-- Written exercise --
Locate the string "this" in the listing below. Copy every line where it is found.

-- Exercise materials --
________________________________________
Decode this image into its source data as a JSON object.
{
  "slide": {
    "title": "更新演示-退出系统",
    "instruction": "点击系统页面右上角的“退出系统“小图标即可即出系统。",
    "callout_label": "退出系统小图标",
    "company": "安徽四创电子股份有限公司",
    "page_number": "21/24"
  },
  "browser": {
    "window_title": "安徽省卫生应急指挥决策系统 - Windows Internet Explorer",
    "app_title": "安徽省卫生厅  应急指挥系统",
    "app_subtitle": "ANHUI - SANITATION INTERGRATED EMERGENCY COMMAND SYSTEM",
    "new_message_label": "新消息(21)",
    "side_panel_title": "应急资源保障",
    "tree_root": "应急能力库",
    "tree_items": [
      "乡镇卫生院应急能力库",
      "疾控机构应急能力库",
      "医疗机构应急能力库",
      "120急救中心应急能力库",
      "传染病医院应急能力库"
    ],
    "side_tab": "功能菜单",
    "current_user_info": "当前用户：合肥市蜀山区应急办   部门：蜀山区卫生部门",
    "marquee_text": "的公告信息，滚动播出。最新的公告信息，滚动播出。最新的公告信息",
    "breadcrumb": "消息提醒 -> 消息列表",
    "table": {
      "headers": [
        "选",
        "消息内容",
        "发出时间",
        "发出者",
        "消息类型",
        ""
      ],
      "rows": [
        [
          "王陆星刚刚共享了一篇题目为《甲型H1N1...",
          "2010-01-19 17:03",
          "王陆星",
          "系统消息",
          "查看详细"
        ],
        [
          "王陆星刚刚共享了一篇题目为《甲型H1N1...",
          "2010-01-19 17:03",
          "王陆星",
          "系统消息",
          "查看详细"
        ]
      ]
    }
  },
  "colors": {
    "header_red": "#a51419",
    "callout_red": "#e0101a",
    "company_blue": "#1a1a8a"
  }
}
________________________________________
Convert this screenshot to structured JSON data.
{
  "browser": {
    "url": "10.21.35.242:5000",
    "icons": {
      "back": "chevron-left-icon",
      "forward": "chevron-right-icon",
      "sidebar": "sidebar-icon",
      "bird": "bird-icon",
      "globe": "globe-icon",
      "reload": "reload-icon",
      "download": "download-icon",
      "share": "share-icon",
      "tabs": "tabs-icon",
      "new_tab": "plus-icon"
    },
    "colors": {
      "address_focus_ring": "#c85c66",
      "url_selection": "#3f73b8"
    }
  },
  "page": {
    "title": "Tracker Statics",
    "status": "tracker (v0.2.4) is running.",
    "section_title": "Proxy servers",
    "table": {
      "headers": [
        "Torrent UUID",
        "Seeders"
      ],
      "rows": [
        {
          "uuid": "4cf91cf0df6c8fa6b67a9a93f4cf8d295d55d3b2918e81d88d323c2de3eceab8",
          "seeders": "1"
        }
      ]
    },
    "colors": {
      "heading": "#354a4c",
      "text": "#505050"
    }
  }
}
________________________________________
-- Answer to the exercise --
Decode this image into its source data as a JSON object.
Convert this screenshot to structured JSON data.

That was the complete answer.